▶ [WRITTEN REQUEST]:
Locate the string "Арктическая" throughout the material and copy every line in which it occurs.

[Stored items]
· · · · ·

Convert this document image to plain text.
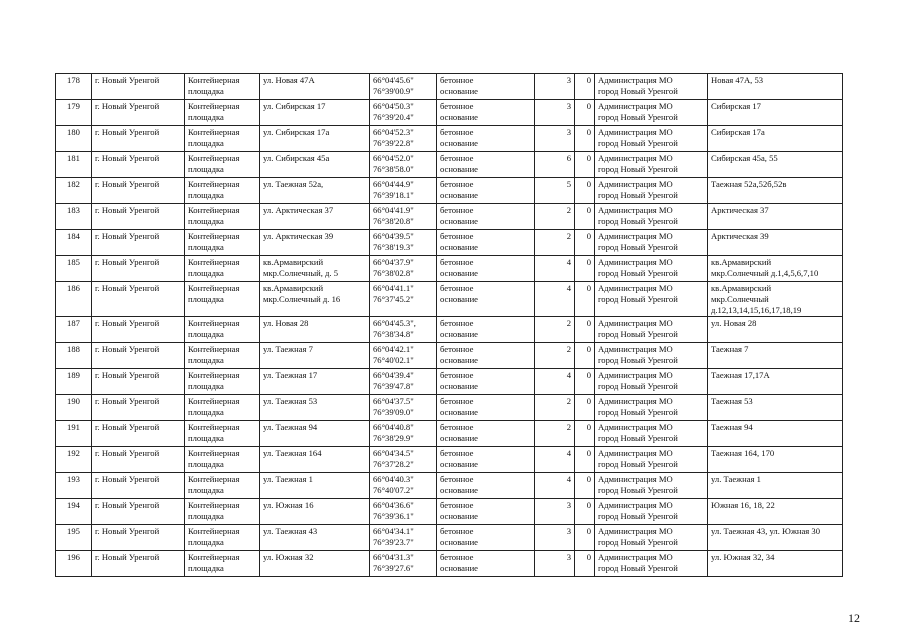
178	г. Новый Уренгой	Контейнерная
площадка	ул. Новая 47А	66°04'45.6"
76°39'00.9"	бетонное
основание	3	0	Администрация МО
город Новый Уренгой	Новая 47А, 53

179	г. Новый Уренгой	Контейнерная
площадка	ул. Сибирская 17	66°04'50.3"
76°39'20.4"	бетонное
основание	3	0	Администрация МО
город Новый Уренгой	Сибирская 17

180	г. Новый Уренгой	Контейнерная
площадка	ул. Сибирская 17а	66°04'52.3"
76°39'22.8"	бетонное
основание	3	0	Администрация МО
город Новый Уренгой	Сибирская 17а

181	г. Новый Уренгой	Контейнерная
площадка	ул. Сибирская 45а	66°04'52.0"
76°38'58.0"	бетонное
основание	6	0	Администрация МО
город Новый Уренгой	Сибирская 45а, 55

182	г. Новый Уренгой	Контейнерная
площадка	ул. Таежная 52а,	66°04'44.9"
76°39'18.1"	бетонное
основание	5	0	Администрация МО
город Новый Уренгой	Таежная 52а,52б,52в

183	г. Новый Уренгой	Контейнерная
площадка	ул. Арктическая 37	66°04'41.9"
76°38'20.8"	бетонное
основание	2	0	Администрация МО
город Новый Уренгой	Арктическая 37

184	г. Новый Уренгой	Контейнерная
площадка	ул. Арктическая 39	66°04'39.5"
76°38'19.3"	бетонное
основание	2	0	Администрация МО
город Новый Уренгой	Арктическая 39

185	г. Новый Уренгой	Контейнерная
площадка	кв.Армавирский
мкр.Солнечный, д. 5	66°04'37.9"
76°38'02.8"	бетонное
основание	4	0	Администрация МО
город Новый Уренгой	кв.Армавирский
мкр.Солнечный д.1,4,5,6,7,10

186	г. Новый Уренгой	Контейнерная
площадка	кв.Армавирский
мкр.Солнечный д. 16	66°04'41.1"
76°37'45.2"	бетонное
основание	4	0	Администрация МО
город Новый Уренгой	кв.Армавирский
мкр.Солнечный
д.12,13,14,15,16,17,18,19

187	г. Новый Уренгой	Контейнерная
площадка	ул. Новая 28	66°04'45.3",
76°38'34.8"	бетонное
основание	2	0	Администрация МО
город Новый Уренгой	ул. Новая 28

188	г. Новый Уренгой	Контейнерная
площадка	ул. Таежная 7	66°04'42.1"
76°40'02.1"	бетонное
основание	2	0	Администрация МО
город Новый Уренгой	Таежная 7

189	г. Новый Уренгой	Контейнерная
площадка	ул. Таежная 17	66°04'39.4"
76°39'47.8"	бетонное
основание	4	0	Администрация МО
город Новый Уренгой	Таежная 17,17А

190	г. Новый Уренгой	Контейнерная
площадка	ул. Таежная 53	66°04'37.5"
76°39'09.0"	бетонное
основание	2	0	Администрация МО
город Новый Уренгой	Таежная 53

191	г. Новый Уренгой	Контейнерная
площадка	ул. Таежная 94	66°04'40.8"
76°38'29.9"	бетонное
основание	2	0	Администрация МО
город Новый Уренгой	Таежная 94

192	г. Новый Уренгой	Контейнерная
площадка	ул. Таежная 164	66°04'34.5"
76°37'28.2"	бетонное
основание	4	0	Администрация МО
город Новый Уренгой	Таежная 164, 170

193	г. Новый Уренгой	Контейнерная
площадка	ул. Таежная 1	66°04'40.3"
76°40'07.2"	бетонное
основание	4	0	Администрация МО
город Новый Уренгой	ул. Таежная 1

194	г. Новый Уренгой	Контейнерная
площадка	ул. Южная 16	66°04'36.6"
76°39'36.1"	бетонное
основание	3	0	Администрация МО
город Новый Уренгой	Южная 16, 18, 22

195	г. Новый Уренгой	Контейнерная
площадка	ул. Таежная 43	66°04'34.1"
76°39'23.7"	бетонное
основание	3	0	Администрация МО
город Новый Уренгой	ул. Таежная 43, ул. Южная 30

196	г. Новый Уренгой	Контейнерная
площадка	ул. Южная 32	66°04'31.3"
76°39'27.6"	бетонное
основание	3	0	Администрация МО
город Новый Уренгой	ул. Южная 32, 34
12
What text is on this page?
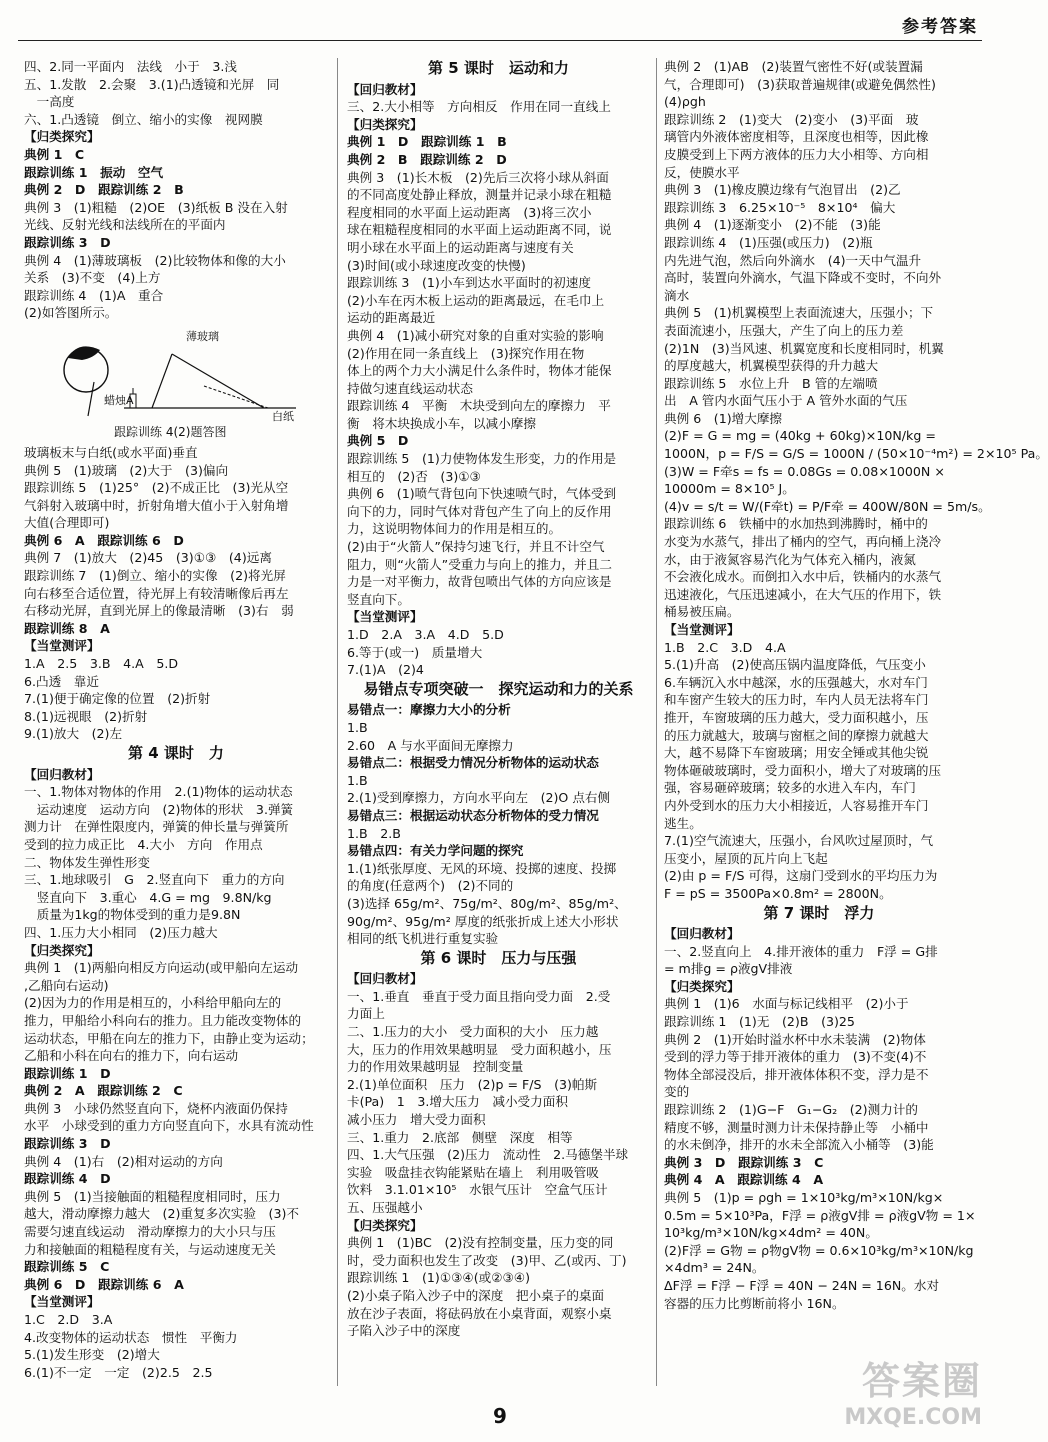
参考答案
四、2.同一平面内　法线　小于　3.浅
五、1.发散　2.会聚　3.(1)凸透镜和光屏　同
　一高度
六、1.凸透镜　倒立、缩小的实像　视网膜
【归类探究】
典例 1　C
跟踪训练 1　振动　空气
典例 2　D　跟踪训练 2　B
典例 3　(1)粗糙　(2)OE　(3)纸板 B 没在入射
光线、反射光线和法线所在的平面内
跟踪训练 3　D
典例 4　(1)薄玻璃板　(2)比较物体和像的大小
关系　(3)不变　(4)上方
跟踪训练 4　(1)A　重合
(2)如答图所示。
薄玻璃
蜡烛A
白纸
跟踪训练 4(2)题答图
玻璃板末与白纸(或水平面)垂直
典例 5　(1)玻璃　(2)大于　(3)偏向
跟踪训练 5　(1)25°　(2)不成正比　(3)光从空
气斜射入玻璃中时，折射角增大值小于入射角增
大值(合理即可)
典例 6　A　跟踪训练 6　D
典例 7　(1)放大　(2)45　(3)①③　(4)远离
跟踪训练 7　(1)倒立、缩小的实像　(2)将光屏
向右移至合适位置，待光屏上有较清晰像后再左
右移动光屏，直到光屏上的像最清晰　(3)右　弱
跟踪训练 8　A
【当堂测评】
1.A　2.5　3.B　4.A　5.D
6.凸透　靠近
7.(1)便于确定像的位置　(2)折射
8.(1)远视眼　(2)折射
9.(1)放大　(2)左
第 4 课时　力
【回归教材】
一、1.物体对物体的作用　2.(1)物体的运动状态
　运动速度　运动方向　(2)物体的形状　3.弹簧
测力计　在弹性限度内，弹簧的伸长量与弹簧所
受到的拉力成正比　4.大小　方向　作用点
二、物体发生弹性形变
三、1.地球吸引　G　2.竖直向下　重力的方向
　竖直向下　3.重心　4.G = mg　9.8N/kg
　质量为1kg的物体受到的重力是9.8N
四、1.压力大小相同　(2)压力越大
【归类探究】
典例 1　(1)两船向相反方向运动(或甲船向左运动
,乙船向右运动)
(2)因为力的作用是相互的，小科给甲船向左的
推力，甲船给小科向右的推力。且力能改变物体的
运动状态，甲船在向左的推力下，由静止变为运动；
乙船和小科在向右的推力下，向右运动
跟踪训练 1　D
典例 2　A　跟踪训练 2　C
典例 3　小球仍然竖直向下，烧杯内液面仍保持
水平　小球受到的重力方向竖直向下，水具有流动性
跟踪训练 3　D
典例 4　(1)右　(2)相对运动的方向
跟踪训练 4　D
典例 5　(1)当接触面的粗糙程度相同时，压力
越大，滑动摩擦力越大　(2)重复多次实验　(3)不
需要匀速直线运动　滑动摩擦力的大小只与压
力和接触面的粗糙程度有关，与运动速度无关
跟踪训练 5　C
典例 6　D　跟踪训练 6　A
【当堂测评】
1.C　2.D　3.A
4.改变物体的运动状态　惯性　平衡力
5.(1)发生形变　(2)增大
6.(1)不一定　一定　(2)2.5　2.5
第 5 课时　运动和力
【回归教材】
三、2.大小相等　方向相反　作用在同一直线上
【归类探究】
典例 1　D　跟踪训练 1　B
典例 2　B　跟踪训练 2　D
典例 3　(1)长木板　(2)先后三次将小球从斜面
的不同高度处静止释放，测量并记录小球在粗糙
程度相同的水平面上运动距离　(3)将三次小
球在粗糙程度相同的水平面上运动距离不同，说
明小球在水平面上的运动距离与速度有关
(3)时间(或小球速度改变的快慢)
跟踪训练 3　(1)小车到达水平面时的初速度
(2)小车在丙木板上运动的距离最远，在毛巾上
运动的距离最近
典例 4　(1)减小研究对象的自重对实验的影响
(2)作用在同一条直线上　(3)探究作用在物
体上的两个力大小满足什么条件时，物体才能保
持做匀速直线运动状态
跟踪训练 4　平衡　木块受到向左的摩擦力　平
衡　将木块换成小车，以减小摩擦
典例 5　D
跟踪训练 5　(1)力使物体发生形变，力的作用是
相互的　(2)否　(3)①③
典例 6　(1)喷气背包向下快速喷气时，气体受到
向下的力，同时气体对背包产生了向上的反作用
力，这说明物体间力的作用是相互的。
(2)由于“火箭人”保持匀速飞行，并且不计空气
阻力，则“火箭人”受重力与向上的推力，并且二
力是一对平衡力，故背包喷出气体的方向应该是
竖直向下。
【当堂测评】
1.D　2.A　3.A　4.D　5.D
6.等于(或一)　质量增大
7.(1)A　(2)4
易错点专项突破一　探究运动和力的关系
易错点一：摩擦力大小的分析
1.B
2.60　A 与水平面间无摩擦力
易错点二：根据受力情况分析物体的运动状态
1.B
2.(1)受到摩擦力，方向水平向左　(2)O 点右侧
易错点三：根据运动状态分析物体的受力情况
1.B　2.B
易错点四：有关力学问题的探究
1.(1)纸张厚度、无风的环境、投掷的速度、投掷
的角度(任意两个)　(2)不同的
(3)选择 65g/m²、75g/m²、80g/m²、85g/m²、
90g/m²、95g/m² 厚度的纸张折成上述大小形状
相同的纸飞机进行重复实验
第 6 课时　压力与压强
【回归教材】
一、1.垂直　垂直于受力面且指向受力面　2.受
力面上
二、1.压力的大小　受力面积的大小　压力越
大，压力的作用效果越明显　受力面积越小，压
力的作用效果越明显　控制变量
2.(1)单位面积　压力　(2)p = F/S　(3)帕斯
卡(Pa)　1　3.增大压力　减小受力面积
减小压力　增大受力面积
三、1.重力　2.底部　侧壁　深度　相等
四、1.大气压强　(2)压力　流动性　2.马德堡半球
实验　吸盘挂衣钩能紧贴在墙上　利用吸管吸
饮料　3.1.01×10⁵　水银气压计　空盒气压计
五、压强越小
【归类探究】
典例 1　(1)BC　(2)没有控制变量，压力变的同
时，受力面积也发生了改变　(3)甲、乙(或丙、丁)
跟踪训练 1　(1)①③④(或②③④)
(2)小桌子陷入沙子中的深度　把小桌子的桌面
放在沙子表面，将砝码放在小桌背面，观察小桌
子陷入沙子中的深度
典例 2　(1)AB　(2)装置气密性不好(或装置漏
气，合理即可)　(3)获取普遍规律(或避免偶然性)
(4)ρgh
跟踪训练 2　(1)变大　(2)变小　(3)平面　玻
璃管内外液体密度相等，且深度也相等，因此橡
皮膜受到上下两方液体的压力大小相等、方向相
反，使膜水平
典例 3　(1)橡皮膜边缘有气泡冒出　(2)乙
跟踪训练 3　6.25×10⁻⁵　8×10⁴　偏大
典例 4　(1)逐渐变小　(2)不能　(3)能
跟踪训练 4　(1)压强(或压力)　(2)瓶
内先进气泡，然后向外滴水　(4)一天中气温升
高时，装置向外滴水，气温下降或不变时，不向外
滴水
典例 5　(1)机翼模型上表面流速大，压强小；下
表面流速小，压强大，产生了向上的压力差
(2)1N　(3)当风速、机翼宽度和长度相同时，机翼
的厚度越大，机翼模型获得的升力越大
跟踪训练 5　水位上升　B 管的左端喷
出　A 管内水面气压小于 A 管外水面的气压
典例 6　(1)增大摩擦
(2)F = G = mg = (40kg + 60kg)×10N/kg =
1000N，p = F/S = G/S = 1000N / (50×10⁻⁴m²) = 2×10⁵ Pa。
(3)W = F牵s = fs = 0.08Gs = 0.08×1000N ×
10000m = 8×10⁵ J。
(4)v = s/t = W/(F牵t) = P/F牵 = 400W/80N = 5m/s。
跟踪训练 6　铁桶中的水加热到沸腾时，桶中的
水变为水蒸气，排出了桶内的空气，再向桶上浇冷
水，由于液氮容易汽化为气体充入桶内，液氮
不会液化成水。而倒扣入水中后，铁桶内的水蒸气
迅速液化，气压迅速减小，在大气压的作用下，铁
桶易被压扁。
【当堂测评】
1.B　2.C　3.D　4.A
5.(1)升高　(2)使高压锅内温度降低，气压变小
6.车辆沉入水中越深，水的压强越大，水对车门
和车窗产生较大的压力时，车内人员无法将车门
推开，车窗玻璃的压力越大，受力面积越小，压
的压力就越大，玻璃与窗框之间的摩擦力就越大
大，越不易降下车窗玻璃；用安全锤或其他尖锐
物体砸破玻璃时，受力面积小，增大了对玻璃的压
强，容易砸碎玻璃；较多的水进入车内，车门
内外受到水的压力大小相接近，人容易推开车门
逃生。
7.(1)空气流速大，压强小，台风吹过屋顶时，气
压变小，屋顶的瓦片向上飞起
(2)由 p = F/S 可得，这扇门受到水的平均压力为
F = pS = 3500Pa×0.8m² = 2800N。
第 7 课时　浮力
【回归教材】
一、2.竖直向上　4.排开液体的重力　F浮 = G排
= m排g = ρ液gV排液
【归类探究】
典例 1　(1)6　水面与标记线相平　(2)小于
跟踪训练 1　(1)无　(2)B　(3)25
典例 2　(1)开始时溢水杯中水未装满　(2)物体
受到的浮力等于排开液体的重力　(3)不变(4)不
物体全部浸没后，排开液体体积不变，浮力是不
变的
跟踪训练 2　(1)G−F　G₁−G₂　(2)测力计的
精度不够，测量时测力计未保持静止等　小桶中
的水未倒净，排开的水未全部流入小桶等　(3)能
典例 3　D　跟踪训练 3　C
典例 4　A　跟踪训练 4　A
典例 5　(1)p = ρgh = 1×10³kg/m³×10N/kg×
0.5m = 5×10³Pa，F浮 = ρ液gV排 = ρ液gV物 = 1×
10³kg/m³×10N/kg×4dm² = 40N。
(2)F浮 = G物 = ρ物gV物 = 0.6×10³kg/m³×10N/kg
×4dm³ = 24N。
ΔF浮 = F浮 − F浮 = 40N − 24N = 16N。水对
容器的压力比剪断前将小 16N。
9
答案圈
MXQE.COM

· · · · ·

▶ [WORKED ANSWER]:
площадка	ул. Арктическая 37	66°04'41.9"
город Новый Уренгой	Арктическая 37
площадка	ул. Арктическая 39	66°04'39.5"
город Новый Уренгой	Арктическая 39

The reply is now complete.